━━ DATA FOR THE TASK ━━
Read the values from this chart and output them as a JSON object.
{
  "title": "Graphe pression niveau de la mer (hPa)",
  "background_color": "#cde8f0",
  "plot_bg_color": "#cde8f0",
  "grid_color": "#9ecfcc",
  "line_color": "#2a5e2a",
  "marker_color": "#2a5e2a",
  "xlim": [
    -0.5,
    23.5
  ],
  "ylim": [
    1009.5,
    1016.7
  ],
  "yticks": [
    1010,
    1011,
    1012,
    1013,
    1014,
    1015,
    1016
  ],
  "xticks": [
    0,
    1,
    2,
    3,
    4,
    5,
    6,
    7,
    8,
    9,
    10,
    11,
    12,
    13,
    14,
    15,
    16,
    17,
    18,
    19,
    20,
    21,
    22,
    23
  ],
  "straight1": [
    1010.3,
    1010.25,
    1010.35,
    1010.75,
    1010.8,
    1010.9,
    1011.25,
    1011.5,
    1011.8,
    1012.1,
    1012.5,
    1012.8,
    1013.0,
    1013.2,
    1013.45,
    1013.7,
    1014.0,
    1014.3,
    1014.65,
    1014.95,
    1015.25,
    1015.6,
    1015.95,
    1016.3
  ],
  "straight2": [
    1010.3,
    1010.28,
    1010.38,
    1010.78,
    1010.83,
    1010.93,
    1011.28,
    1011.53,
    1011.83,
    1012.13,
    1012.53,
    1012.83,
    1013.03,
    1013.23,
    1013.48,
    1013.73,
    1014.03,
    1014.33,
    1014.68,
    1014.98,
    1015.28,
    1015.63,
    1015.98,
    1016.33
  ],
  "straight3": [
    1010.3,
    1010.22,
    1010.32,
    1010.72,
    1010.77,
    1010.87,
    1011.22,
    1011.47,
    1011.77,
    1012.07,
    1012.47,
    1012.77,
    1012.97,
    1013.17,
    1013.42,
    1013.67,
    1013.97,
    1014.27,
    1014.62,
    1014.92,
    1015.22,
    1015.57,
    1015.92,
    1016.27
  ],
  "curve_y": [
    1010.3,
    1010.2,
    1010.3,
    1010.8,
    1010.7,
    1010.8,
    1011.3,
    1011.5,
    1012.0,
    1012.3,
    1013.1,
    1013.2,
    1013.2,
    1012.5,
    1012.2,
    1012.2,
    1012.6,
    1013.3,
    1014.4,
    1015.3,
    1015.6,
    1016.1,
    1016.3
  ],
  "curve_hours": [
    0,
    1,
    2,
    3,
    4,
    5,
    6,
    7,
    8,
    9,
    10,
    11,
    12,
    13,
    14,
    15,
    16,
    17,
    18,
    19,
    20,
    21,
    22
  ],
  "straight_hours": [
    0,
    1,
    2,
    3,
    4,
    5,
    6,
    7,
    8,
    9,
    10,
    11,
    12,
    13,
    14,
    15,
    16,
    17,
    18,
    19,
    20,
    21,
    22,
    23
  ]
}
━━━
━━ DATA FOR THE TASK ━━
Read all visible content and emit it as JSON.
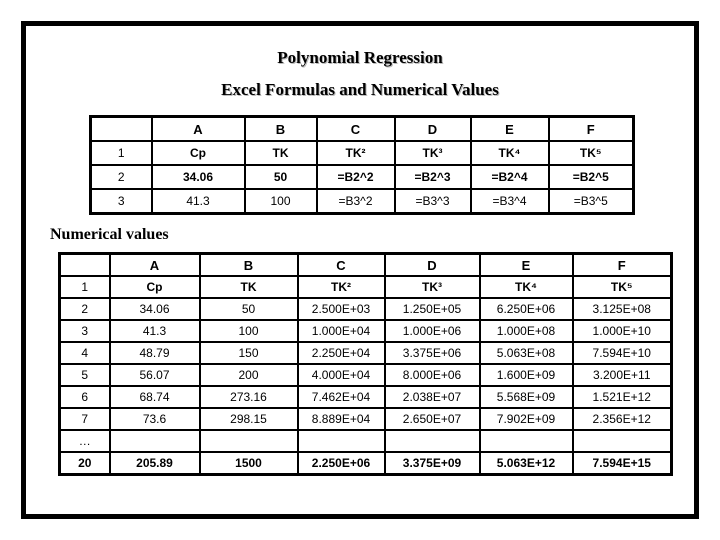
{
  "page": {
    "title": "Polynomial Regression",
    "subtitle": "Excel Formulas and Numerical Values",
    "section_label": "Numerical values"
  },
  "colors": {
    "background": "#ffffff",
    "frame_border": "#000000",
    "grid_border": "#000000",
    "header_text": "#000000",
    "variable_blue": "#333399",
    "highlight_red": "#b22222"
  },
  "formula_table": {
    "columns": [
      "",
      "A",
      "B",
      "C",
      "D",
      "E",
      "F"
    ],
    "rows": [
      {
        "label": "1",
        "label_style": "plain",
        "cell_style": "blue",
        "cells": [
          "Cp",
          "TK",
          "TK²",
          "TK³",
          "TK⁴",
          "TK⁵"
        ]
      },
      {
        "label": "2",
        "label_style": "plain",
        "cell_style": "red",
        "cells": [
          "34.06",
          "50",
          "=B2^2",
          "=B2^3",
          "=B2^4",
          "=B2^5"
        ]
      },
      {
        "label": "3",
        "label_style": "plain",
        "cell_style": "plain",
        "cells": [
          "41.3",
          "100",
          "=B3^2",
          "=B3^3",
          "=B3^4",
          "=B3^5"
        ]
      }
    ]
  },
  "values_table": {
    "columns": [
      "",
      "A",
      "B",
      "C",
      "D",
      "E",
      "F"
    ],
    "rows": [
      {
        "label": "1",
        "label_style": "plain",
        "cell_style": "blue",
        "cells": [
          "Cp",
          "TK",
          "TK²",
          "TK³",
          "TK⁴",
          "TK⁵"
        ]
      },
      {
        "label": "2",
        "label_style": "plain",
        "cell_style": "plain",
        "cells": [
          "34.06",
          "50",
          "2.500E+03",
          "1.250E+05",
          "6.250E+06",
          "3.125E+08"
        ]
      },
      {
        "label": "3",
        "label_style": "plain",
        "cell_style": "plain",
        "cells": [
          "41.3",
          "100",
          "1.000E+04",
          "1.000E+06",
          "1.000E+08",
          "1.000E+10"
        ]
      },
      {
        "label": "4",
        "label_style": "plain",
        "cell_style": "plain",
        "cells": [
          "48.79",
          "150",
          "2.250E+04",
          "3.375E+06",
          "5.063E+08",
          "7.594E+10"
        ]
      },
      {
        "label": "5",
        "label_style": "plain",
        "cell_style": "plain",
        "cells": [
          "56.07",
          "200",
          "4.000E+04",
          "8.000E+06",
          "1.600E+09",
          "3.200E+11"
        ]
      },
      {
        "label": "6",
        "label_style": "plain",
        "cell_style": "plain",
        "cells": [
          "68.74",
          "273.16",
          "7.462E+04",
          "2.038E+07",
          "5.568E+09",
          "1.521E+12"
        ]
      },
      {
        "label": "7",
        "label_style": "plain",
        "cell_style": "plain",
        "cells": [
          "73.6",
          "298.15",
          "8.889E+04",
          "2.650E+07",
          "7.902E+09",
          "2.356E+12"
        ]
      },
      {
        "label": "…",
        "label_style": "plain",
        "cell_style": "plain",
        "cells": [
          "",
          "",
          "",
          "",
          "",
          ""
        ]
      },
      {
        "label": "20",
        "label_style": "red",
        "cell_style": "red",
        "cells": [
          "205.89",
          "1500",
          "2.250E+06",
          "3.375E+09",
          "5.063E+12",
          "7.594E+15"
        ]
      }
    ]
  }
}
━━━
━━ DATA FOR THE TASK ━━
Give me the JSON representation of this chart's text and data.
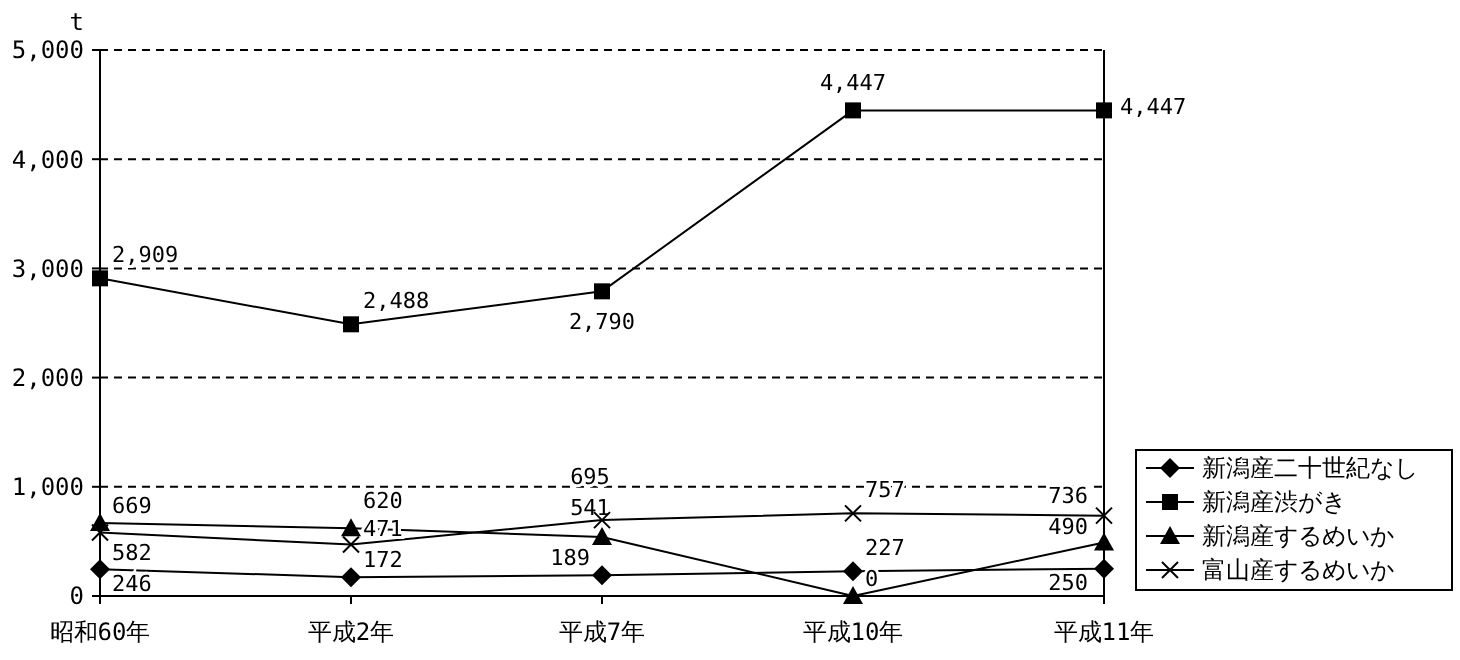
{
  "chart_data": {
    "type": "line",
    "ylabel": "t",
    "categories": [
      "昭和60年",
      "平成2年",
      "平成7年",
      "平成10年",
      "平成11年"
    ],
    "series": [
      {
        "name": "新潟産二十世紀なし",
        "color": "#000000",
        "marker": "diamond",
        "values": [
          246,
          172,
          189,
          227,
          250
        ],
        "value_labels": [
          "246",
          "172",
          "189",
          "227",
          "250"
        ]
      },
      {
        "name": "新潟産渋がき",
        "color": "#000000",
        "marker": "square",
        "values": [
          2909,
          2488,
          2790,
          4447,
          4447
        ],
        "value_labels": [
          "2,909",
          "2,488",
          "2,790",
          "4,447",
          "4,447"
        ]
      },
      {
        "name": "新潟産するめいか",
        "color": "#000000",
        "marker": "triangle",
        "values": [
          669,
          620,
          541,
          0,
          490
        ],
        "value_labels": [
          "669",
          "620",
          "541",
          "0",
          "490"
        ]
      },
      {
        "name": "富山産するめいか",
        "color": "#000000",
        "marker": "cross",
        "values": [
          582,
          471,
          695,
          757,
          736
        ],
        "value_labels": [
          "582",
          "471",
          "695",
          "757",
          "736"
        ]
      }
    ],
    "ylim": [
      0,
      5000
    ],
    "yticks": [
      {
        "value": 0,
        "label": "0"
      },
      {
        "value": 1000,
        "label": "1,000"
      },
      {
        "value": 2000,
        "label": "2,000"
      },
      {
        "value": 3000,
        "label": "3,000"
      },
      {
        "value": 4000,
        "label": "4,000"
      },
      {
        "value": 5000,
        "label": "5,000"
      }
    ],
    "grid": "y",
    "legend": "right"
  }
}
━━━
EXERCISE DETAILS:
Search the lines for the string "this" and copy every line that has it.

TASK RESPONSE:
Read the values from this chart and output them as a JSON object.
Give me the JSON representation of this chart's text and data.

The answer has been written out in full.